== DATA EXTRACT ==
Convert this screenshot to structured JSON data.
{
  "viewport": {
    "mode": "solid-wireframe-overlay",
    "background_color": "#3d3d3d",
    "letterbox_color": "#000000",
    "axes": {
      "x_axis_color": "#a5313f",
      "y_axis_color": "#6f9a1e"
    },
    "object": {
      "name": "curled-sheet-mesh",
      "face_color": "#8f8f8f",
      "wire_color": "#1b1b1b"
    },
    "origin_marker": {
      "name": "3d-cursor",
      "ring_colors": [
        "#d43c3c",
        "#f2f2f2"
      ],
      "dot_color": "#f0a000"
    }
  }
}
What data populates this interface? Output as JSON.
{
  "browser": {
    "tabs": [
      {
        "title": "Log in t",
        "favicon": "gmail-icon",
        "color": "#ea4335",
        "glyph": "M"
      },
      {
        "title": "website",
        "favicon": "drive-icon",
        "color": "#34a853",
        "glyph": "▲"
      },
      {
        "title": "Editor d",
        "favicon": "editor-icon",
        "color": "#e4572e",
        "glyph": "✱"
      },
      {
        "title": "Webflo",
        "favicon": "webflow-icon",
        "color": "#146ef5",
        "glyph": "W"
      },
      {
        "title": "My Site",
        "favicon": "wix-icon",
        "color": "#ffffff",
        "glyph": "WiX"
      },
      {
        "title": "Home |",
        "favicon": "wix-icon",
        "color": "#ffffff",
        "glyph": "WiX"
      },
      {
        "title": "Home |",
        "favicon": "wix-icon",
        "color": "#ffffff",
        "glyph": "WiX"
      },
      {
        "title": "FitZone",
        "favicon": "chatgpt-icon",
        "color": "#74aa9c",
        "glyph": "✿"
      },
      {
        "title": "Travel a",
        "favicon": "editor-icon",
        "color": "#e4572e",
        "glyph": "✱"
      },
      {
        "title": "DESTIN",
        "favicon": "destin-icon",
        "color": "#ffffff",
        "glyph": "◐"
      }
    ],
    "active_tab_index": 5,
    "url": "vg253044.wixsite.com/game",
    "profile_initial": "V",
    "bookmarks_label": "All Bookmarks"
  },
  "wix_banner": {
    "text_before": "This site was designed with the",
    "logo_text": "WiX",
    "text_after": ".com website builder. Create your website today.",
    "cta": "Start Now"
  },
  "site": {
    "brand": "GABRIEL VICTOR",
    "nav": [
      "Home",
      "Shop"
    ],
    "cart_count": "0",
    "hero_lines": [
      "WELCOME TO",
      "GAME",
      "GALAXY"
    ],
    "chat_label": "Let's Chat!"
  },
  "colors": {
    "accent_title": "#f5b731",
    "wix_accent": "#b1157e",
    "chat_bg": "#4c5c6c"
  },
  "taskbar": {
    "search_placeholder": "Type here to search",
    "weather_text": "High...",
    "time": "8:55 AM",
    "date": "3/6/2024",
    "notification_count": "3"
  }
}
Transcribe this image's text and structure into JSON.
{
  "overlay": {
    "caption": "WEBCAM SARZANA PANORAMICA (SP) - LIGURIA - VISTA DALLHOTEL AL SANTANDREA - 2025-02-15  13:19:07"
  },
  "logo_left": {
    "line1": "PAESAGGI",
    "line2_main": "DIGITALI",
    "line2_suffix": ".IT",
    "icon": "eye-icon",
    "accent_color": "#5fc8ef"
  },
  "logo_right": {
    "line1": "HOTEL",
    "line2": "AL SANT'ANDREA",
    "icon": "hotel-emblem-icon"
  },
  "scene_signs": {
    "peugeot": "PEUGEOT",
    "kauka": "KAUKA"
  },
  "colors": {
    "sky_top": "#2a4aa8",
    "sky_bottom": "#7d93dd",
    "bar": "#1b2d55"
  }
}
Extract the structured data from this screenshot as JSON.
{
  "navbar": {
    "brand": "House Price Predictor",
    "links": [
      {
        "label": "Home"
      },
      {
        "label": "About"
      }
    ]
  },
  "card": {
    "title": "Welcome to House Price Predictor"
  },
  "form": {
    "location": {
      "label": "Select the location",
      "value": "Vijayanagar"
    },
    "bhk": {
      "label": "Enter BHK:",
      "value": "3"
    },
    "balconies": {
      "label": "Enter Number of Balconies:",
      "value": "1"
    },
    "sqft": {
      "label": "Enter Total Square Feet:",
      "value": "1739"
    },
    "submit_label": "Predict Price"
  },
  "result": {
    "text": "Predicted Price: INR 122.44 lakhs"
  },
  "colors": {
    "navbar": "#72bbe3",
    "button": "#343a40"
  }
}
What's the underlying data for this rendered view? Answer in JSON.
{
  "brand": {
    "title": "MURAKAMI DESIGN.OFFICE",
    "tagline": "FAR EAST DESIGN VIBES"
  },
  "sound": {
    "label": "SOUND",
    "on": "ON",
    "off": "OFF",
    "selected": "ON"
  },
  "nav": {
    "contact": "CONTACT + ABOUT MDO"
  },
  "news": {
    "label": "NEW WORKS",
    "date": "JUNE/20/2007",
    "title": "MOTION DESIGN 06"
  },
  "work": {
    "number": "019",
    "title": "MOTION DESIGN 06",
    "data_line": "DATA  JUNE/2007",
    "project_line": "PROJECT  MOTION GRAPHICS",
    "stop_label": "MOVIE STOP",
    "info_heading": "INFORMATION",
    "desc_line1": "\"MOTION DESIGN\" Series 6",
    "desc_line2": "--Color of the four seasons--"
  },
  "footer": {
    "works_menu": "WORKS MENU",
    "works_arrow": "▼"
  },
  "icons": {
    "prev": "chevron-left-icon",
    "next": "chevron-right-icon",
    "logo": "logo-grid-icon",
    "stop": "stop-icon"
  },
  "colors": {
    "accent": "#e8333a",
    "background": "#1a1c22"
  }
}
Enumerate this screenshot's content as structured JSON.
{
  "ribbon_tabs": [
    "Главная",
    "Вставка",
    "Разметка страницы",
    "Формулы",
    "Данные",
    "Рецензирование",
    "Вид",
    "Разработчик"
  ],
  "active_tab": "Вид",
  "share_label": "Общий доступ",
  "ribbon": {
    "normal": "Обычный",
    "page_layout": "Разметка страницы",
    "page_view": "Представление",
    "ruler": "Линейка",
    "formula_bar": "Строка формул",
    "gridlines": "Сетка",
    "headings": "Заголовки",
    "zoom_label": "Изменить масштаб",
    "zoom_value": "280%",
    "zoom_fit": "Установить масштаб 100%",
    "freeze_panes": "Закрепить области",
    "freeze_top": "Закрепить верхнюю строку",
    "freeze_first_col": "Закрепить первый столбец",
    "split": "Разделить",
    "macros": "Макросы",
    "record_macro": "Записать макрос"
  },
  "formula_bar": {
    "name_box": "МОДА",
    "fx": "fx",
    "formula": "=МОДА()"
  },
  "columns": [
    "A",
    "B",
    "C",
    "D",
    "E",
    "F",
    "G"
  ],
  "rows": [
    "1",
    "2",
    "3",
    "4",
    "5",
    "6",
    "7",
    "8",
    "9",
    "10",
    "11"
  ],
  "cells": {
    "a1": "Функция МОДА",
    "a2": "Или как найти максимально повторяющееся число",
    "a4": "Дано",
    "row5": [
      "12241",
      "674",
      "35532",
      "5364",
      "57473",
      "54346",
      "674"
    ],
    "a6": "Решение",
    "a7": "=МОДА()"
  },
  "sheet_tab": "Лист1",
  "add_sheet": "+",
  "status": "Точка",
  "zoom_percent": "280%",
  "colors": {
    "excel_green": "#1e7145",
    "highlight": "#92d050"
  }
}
===
- _TASK REQUIREMENTS_: Review the preceding data and report every line that includes the string "favicon".

- _EXPECTED ANSWER_:
        "favicon": "gmail-icon",
        "favicon": "drive-icon",
        "favicon": "editor-icon",
        "favicon": "webflow-icon",
        "favicon": "wix-icon",
        "favicon": "wix-icon",
        "favicon": "wix-icon",
        "favicon": "chatgpt-icon",
        "favicon": "editor-icon",
        "favicon": "destin-icon",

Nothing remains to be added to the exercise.